[Start Task data]

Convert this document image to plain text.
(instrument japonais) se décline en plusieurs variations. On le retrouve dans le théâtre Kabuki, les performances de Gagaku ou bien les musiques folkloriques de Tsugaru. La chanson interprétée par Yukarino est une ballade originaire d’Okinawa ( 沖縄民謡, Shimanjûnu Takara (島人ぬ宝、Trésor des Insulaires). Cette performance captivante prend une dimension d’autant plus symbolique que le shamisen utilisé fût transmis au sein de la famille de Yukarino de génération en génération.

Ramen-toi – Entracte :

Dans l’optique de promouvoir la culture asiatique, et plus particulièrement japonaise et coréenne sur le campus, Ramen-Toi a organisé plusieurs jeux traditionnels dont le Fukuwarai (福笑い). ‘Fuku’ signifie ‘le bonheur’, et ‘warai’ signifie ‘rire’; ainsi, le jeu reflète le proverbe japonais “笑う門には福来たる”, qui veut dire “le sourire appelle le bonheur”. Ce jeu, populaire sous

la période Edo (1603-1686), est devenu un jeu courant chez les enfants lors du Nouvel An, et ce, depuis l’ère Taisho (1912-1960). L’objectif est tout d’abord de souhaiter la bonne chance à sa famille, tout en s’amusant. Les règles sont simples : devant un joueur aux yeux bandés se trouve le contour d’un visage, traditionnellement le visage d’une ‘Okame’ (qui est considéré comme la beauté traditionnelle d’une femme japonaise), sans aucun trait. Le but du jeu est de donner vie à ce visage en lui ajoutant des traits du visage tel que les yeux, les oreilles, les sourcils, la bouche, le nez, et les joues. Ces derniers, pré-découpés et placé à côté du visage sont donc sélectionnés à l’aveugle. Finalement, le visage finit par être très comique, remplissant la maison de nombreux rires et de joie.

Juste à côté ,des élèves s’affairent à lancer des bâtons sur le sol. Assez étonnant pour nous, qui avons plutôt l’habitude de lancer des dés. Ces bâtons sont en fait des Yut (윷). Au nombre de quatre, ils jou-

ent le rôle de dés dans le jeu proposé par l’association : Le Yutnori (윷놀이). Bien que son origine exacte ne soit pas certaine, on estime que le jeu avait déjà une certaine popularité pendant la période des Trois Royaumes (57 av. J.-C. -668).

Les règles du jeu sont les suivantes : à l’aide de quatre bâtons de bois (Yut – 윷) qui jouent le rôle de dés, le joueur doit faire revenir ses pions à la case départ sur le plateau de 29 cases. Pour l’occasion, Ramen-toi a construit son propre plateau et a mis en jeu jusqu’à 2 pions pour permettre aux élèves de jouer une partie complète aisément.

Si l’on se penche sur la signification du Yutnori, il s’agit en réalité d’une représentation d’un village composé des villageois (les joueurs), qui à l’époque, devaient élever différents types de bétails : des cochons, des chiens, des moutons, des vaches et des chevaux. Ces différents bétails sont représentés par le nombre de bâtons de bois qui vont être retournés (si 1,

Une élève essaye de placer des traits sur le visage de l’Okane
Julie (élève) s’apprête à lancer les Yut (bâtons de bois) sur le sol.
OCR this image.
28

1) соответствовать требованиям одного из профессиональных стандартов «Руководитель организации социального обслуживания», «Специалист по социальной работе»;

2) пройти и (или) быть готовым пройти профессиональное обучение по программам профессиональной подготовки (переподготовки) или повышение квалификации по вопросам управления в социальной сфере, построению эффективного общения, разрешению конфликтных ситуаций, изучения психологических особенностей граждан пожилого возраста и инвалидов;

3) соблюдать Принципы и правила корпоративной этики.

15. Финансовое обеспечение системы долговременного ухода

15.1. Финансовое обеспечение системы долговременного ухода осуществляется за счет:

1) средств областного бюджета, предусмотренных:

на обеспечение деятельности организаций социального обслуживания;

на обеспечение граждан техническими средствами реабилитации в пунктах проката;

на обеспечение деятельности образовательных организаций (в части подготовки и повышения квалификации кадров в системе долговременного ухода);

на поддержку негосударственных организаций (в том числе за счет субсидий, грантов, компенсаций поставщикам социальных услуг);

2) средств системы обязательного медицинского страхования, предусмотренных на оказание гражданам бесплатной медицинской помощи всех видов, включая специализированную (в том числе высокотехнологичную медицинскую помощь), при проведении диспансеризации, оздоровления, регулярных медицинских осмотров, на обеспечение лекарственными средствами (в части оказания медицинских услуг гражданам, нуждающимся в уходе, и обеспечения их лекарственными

[End Task data]

Goal >>
Repeat every line of the material exactly as given.

Full response >>
Convert this document image to plain text.
(instrument japonais) se décline en plusieurs variations. On le retrouve dans le théâtre Kabuki, les performances de Gagaku ou bien les musiques folkloriques de Tsugaru. La chanson interprétée par Yukarino est une ballade originaire d’Okinawa ( 沖縄民謡, Shimanjûnu Takara (島人ぬ宝、Trésor des Insulaires). Cette performance captivante prend une dimension d’autant plus symbolique que le shamisen utilisé fût transmis au sein de la famille de Yukarino de génération en génération.

Ramen-toi – Entracte :

Dans l’optique de promouvoir la culture asiatique, et plus particulièrement japonaise et coréenne sur le campus, Ramen-Toi a organisé plusieurs jeux traditionnels dont le Fukuwarai (福笑い). ‘Fuku’ signifie ‘le bonheur’, et ‘warai’ signifie ‘rire’; ainsi, le jeu reflète le proverbe japonais “笑う門には福来たる”, qui veut dire “le sourire appelle le bonheur”. Ce jeu, populaire sous

la période Edo (1603-1686), est devenu un jeu courant chez les enfants lors du Nouvel An, et ce, depuis l’ère Taisho (1912-1960). L’objectif est tout d’abord de souhaiter la bonne chance à sa famille, tout en s’amusant. Les règles sont simples : devant un joueur aux yeux bandés se trouve le contour d’un visage, traditionnellement le visage d’une ‘Okame’ (qui est considéré comme la beauté traditionnelle d’une femme japonaise), sans aucun trait. Le but du jeu est de donner vie à ce visage en lui ajoutant des traits du visage tel que les yeux, les oreilles, les sourcils, la bouche, le nez, et les joues. Ces derniers, pré-découpés et placé à côté du visage sont donc sélectionnés à l’aveugle. Finalement, le visage finit par être très comique, remplissant la maison de nombreux rires et de joie.

Juste à côté ,des élèves s’affairent à lancer des bâtons sur le sol. Assez étonnant pour nous, qui avons plutôt l’habitude de lancer des dés. Ces bâtons sont en fait des Yut (윷). Au nombre de quatre, ils jou-

ent le rôle de dés dans le jeu proposé par l’association : Le Yutnori (윷놀이). Bien que son origine exacte ne soit pas certaine, on estime que le jeu avait déjà une certaine popularité pendant la période des Trois Royaumes (57 av. J.-C. -668).

Les règles du jeu sont les suivantes : à l’aide de quatre bâtons de bois (Yut – 윷) qui jouent le rôle de dés, le joueur doit faire revenir ses pions à la case départ sur le plateau de 29 cases. Pour l’occasion, Ramen-toi a construit son propre plateau et a mis en jeu jusqu’à 2 pions pour permettre aux élèves de jouer une partie complète aisément.

Si l’on se penche sur la signification du Yutnori, il s’agit en réalité d’une représentation d’un village composé des villageois (les joueurs), qui à l’époque, devaient élever différents types de bétails : des cochons, des chiens, des moutons, des vaches et des chevaux. Ces différents bétails sont représentés par le nombre de bâtons de bois qui vont être retournés (si 1,

Une élève essaye de placer des traits sur le visage de l’Okane
Julie (élève) s’apprête à lancer les Yut (bâtons de bois) sur le sol.
OCR this image.
28

1) соответствовать требованиям одного из профессиональных стандартов «Руководитель организации социального обслуживания», «Специалист по социальной работе»;

2) пройти и (или) быть готовым пройти профессиональное обучение по программам профессиональной подготовки (переподготовки) или повышение квалификации по вопросам управления в социальной сфере, построению эффективного общения, разрешению конфликтных ситуаций, изучения психологических особенностей граждан пожилого возраста и инвалидов;

3) соблюдать Принципы и правила корпоративной этики.

15. Финансовое обеспечение системы долговременного ухода

15.1. Финансовое обеспечение системы долговременного ухода осуществляется за счет:

1) средств областного бюджета, предусмотренных:

на обеспечение деятельности организаций социального обслуживания;

на обеспечение граждан техническими средствами реабилитации в пунктах проката;

на обеспечение деятельности образовательных организаций (в части подготовки и повышения квалификации кадров в системе долговременного ухода);

на поддержку негосударственных организаций (в том числе за счет субсидий, грантов, компенсаций поставщикам социальных услуг);

2) средств системы обязательного медицинского страхования, предусмотренных на оказание гражданам бесплатной медицинской помощи всех видов, включая специализированную (в том числе высокотехнологичную медицинскую помощь), при проведении диспансеризации, оздоровления, регулярных медицинских осмотров, на обеспечение лекарственными средствами (в части оказания медицинских услуг гражданам, нуждающимся в уходе, и обеспечения их лекарственными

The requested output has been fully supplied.